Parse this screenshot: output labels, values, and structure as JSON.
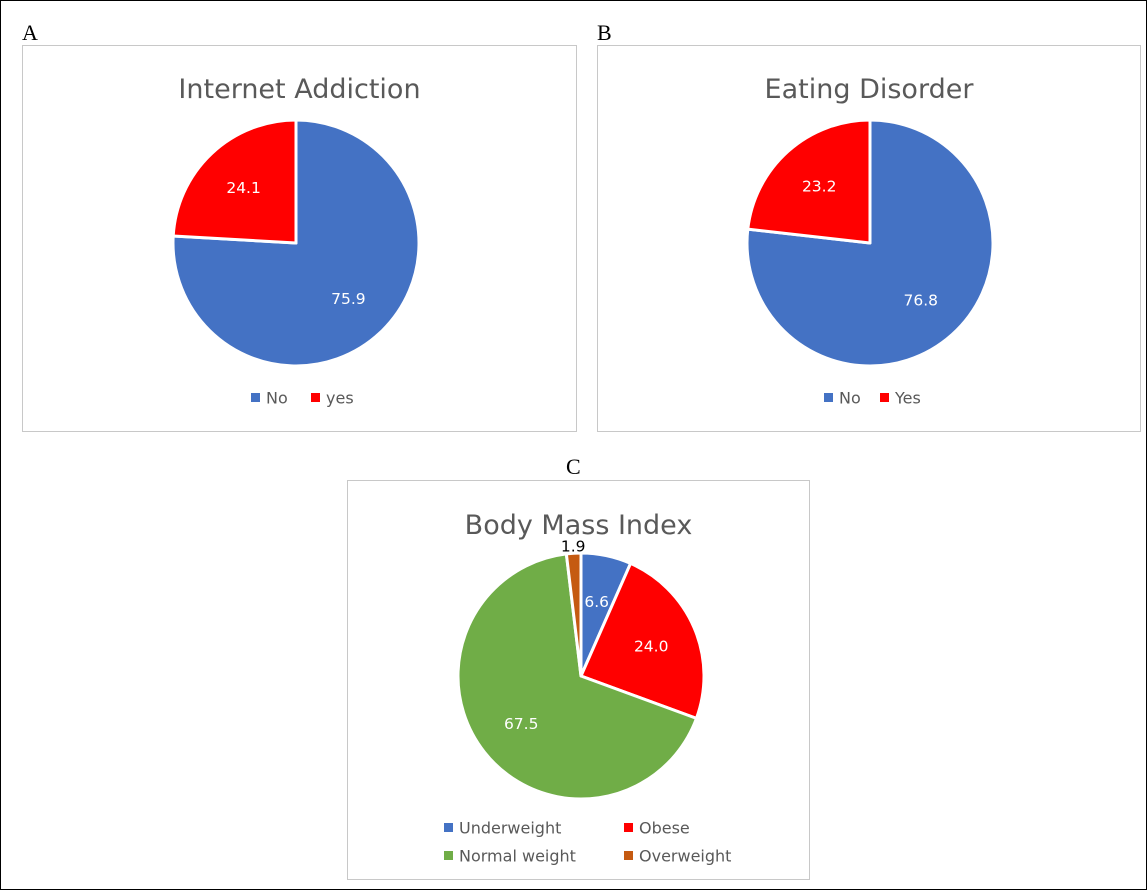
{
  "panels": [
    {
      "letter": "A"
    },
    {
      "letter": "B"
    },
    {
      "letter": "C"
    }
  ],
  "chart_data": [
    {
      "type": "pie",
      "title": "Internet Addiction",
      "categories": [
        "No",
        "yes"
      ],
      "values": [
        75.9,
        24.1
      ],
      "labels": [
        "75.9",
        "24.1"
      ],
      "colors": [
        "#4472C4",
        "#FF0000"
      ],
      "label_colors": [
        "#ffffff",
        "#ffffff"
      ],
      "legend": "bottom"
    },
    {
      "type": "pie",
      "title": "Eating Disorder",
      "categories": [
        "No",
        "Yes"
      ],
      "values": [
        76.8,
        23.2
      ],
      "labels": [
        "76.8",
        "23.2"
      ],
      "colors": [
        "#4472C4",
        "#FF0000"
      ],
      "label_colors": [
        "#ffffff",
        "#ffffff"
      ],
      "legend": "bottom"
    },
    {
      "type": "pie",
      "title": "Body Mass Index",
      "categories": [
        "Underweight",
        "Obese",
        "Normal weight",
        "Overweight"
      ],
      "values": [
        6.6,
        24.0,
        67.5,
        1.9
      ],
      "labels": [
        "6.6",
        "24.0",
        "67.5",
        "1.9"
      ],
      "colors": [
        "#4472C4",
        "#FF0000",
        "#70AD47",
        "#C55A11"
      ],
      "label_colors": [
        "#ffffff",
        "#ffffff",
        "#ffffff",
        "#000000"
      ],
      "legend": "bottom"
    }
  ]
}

════════════════════

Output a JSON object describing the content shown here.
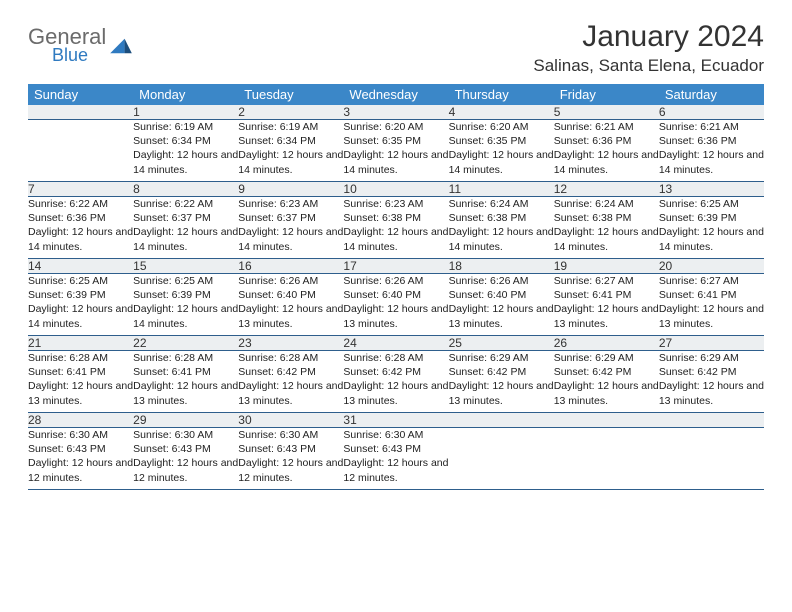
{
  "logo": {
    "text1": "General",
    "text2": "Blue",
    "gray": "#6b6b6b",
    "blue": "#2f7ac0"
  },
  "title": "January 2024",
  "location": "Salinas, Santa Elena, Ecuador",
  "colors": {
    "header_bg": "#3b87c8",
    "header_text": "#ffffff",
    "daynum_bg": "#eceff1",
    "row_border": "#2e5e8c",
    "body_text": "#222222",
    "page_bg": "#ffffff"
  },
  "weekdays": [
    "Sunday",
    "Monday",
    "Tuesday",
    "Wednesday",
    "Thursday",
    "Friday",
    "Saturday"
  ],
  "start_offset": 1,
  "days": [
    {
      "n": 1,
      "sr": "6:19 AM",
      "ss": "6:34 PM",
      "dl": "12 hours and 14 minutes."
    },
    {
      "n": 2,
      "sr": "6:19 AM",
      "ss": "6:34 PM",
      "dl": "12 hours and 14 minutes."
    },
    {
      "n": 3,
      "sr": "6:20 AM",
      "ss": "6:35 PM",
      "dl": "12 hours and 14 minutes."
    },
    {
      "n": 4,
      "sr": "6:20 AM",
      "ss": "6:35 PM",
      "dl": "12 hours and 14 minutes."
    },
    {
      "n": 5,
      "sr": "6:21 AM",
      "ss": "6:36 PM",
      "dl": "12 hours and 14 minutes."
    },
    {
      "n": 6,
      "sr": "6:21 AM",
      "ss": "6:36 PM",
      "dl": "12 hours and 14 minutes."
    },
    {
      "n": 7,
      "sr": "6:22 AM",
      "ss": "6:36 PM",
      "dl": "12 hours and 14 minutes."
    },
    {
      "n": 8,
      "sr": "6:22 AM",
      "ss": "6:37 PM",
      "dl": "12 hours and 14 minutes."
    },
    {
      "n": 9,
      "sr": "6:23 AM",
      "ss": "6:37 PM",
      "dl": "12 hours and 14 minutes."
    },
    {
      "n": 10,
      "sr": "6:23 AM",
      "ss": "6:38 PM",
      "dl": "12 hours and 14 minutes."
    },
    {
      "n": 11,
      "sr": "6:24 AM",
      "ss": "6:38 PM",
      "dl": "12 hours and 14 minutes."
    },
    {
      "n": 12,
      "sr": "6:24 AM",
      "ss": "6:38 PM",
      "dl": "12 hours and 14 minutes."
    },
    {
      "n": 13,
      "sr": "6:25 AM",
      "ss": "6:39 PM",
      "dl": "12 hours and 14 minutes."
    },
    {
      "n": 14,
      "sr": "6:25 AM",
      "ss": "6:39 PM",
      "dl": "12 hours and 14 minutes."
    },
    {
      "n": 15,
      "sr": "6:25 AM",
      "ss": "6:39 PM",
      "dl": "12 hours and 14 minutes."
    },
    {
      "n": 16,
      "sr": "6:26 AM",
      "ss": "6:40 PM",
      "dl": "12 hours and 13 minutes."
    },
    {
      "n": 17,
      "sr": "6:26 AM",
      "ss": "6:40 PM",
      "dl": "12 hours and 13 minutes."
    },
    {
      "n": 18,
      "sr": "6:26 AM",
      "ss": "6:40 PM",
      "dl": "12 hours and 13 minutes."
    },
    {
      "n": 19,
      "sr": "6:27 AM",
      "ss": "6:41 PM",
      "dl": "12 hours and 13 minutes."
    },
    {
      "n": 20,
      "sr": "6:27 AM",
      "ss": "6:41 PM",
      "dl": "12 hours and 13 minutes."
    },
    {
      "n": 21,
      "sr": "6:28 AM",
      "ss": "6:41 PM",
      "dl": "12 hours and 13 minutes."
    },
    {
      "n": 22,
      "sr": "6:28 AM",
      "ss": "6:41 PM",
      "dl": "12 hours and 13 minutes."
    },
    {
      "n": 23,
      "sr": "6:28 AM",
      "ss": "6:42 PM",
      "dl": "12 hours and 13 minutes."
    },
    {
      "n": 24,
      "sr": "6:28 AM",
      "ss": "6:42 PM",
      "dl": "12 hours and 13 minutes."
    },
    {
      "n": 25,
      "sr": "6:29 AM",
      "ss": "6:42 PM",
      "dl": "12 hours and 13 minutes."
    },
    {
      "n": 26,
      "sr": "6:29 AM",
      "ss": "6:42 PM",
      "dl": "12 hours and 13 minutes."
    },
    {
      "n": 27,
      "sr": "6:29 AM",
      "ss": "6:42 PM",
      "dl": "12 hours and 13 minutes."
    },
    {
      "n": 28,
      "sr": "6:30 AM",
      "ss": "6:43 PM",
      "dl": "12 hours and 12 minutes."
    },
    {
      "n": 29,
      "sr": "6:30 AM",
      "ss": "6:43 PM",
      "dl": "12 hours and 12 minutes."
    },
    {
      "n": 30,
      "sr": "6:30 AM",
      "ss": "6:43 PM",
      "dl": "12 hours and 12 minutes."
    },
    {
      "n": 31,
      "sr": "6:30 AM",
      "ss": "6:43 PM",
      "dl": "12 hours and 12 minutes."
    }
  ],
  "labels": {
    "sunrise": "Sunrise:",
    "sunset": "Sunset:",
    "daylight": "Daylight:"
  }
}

════════════════════

# WORK REQUIRED
Search the listing for the string "title". Copy each line where it turns up.

# RESULT
      "title": "Internet Addiction",
      "title": "Eating Disorder",
      "title": "Body Mass Index",
  "title": "January 2024",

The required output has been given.